# [Exercise objective]
How many of the lines below include "process"? Give the number and no other words.

# [Input data]
--------------------------------------------------

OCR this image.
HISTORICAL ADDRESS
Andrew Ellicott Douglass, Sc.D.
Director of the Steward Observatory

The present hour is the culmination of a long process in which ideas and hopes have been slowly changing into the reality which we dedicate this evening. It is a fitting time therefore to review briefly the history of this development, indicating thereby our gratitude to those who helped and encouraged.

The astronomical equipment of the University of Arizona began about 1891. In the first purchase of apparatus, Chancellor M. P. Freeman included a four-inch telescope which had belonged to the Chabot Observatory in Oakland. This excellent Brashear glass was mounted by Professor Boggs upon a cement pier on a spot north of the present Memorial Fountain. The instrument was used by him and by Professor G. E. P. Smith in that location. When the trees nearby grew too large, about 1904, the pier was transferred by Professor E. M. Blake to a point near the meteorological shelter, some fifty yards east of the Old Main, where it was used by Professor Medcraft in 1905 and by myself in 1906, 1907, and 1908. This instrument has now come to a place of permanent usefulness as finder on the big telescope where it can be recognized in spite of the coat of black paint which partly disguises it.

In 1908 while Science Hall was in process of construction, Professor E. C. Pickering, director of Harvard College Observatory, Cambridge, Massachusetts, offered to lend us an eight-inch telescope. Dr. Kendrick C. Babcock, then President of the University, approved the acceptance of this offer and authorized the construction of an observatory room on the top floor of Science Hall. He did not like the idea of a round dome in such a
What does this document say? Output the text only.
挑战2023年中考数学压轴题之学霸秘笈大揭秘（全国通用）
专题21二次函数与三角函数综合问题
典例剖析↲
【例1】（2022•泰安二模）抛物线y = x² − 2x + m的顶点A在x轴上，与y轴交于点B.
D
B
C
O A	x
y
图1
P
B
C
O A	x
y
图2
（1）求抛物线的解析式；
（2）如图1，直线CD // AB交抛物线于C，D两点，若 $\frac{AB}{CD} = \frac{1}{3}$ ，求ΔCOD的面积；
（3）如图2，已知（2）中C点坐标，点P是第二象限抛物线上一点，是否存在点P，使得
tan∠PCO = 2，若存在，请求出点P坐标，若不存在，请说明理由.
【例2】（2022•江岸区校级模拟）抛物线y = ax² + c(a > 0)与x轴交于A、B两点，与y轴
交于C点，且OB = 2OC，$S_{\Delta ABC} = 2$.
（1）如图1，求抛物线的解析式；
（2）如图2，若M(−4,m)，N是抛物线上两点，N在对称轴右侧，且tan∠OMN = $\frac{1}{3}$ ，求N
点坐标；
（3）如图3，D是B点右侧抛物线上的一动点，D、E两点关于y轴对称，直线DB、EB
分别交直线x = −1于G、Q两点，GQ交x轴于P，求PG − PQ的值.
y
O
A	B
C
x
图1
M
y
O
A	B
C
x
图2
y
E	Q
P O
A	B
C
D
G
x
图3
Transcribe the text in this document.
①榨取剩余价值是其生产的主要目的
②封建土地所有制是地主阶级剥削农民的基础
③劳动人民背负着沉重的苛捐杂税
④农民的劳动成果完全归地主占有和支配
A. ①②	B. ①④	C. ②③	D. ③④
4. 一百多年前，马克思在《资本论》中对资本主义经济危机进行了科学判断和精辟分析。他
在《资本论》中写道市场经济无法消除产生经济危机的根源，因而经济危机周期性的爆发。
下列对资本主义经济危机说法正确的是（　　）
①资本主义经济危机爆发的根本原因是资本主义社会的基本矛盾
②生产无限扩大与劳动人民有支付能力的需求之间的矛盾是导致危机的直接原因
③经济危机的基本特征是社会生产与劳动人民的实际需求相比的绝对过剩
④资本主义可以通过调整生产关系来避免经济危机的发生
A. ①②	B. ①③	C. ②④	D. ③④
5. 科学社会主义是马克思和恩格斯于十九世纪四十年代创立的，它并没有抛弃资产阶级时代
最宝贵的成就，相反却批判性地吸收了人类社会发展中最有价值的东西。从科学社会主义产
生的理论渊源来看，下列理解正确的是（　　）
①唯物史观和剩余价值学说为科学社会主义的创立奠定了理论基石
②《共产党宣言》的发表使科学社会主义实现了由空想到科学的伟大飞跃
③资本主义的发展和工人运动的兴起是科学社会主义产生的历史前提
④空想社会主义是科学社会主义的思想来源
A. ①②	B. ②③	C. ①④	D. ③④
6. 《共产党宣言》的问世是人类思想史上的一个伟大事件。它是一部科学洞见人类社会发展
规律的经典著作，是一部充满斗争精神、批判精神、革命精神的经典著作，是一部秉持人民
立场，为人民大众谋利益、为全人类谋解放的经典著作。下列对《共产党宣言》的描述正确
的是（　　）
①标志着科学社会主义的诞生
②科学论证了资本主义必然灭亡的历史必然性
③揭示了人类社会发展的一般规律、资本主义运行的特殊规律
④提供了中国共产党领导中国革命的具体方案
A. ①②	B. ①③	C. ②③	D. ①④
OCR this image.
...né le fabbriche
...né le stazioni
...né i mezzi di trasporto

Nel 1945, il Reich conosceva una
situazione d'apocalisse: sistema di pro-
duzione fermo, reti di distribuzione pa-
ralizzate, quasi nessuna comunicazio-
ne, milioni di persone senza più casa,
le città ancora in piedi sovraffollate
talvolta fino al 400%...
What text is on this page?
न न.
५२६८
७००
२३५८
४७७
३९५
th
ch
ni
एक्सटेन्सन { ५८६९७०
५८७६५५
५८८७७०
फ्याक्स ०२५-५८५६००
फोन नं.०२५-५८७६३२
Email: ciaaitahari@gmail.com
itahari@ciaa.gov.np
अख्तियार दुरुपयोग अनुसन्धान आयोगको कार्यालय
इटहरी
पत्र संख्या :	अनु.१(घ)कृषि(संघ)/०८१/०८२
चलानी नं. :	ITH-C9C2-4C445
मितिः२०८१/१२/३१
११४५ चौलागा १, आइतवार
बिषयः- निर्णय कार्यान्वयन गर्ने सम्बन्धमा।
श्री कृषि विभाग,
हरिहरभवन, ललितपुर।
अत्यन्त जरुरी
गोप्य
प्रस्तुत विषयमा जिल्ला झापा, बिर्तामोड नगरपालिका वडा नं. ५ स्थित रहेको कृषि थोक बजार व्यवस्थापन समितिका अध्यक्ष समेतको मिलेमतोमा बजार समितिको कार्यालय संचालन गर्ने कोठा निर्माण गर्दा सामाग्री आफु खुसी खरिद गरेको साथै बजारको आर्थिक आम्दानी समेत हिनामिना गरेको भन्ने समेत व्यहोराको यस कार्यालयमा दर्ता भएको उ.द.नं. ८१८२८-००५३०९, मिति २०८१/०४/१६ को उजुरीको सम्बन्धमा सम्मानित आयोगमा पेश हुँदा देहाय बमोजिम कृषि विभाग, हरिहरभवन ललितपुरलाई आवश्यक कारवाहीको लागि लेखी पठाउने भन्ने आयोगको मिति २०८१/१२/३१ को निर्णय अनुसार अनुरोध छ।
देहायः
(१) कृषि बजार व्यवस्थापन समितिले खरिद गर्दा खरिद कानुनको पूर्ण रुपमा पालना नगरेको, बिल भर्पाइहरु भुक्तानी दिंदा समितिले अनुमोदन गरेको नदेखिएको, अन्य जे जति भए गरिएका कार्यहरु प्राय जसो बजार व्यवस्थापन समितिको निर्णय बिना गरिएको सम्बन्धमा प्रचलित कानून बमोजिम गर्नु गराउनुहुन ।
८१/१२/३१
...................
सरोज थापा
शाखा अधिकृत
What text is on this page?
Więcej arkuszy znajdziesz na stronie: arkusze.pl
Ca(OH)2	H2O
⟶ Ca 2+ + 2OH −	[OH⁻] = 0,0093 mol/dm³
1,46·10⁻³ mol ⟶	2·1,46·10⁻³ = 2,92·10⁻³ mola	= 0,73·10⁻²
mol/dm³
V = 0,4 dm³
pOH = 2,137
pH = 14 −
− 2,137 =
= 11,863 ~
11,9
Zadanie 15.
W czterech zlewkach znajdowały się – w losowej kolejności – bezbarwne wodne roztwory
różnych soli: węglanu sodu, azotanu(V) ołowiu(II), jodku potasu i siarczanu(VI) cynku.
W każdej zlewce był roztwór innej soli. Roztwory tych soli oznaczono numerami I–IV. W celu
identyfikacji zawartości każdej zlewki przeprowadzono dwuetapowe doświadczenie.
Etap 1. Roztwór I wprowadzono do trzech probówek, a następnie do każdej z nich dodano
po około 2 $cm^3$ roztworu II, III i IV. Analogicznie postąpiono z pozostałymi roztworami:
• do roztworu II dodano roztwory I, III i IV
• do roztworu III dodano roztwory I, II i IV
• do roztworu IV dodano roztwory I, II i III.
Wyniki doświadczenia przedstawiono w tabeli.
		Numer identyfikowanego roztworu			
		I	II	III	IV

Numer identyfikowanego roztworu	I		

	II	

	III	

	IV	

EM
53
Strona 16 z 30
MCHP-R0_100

--------------------------------------------------

# [Response to this task]
2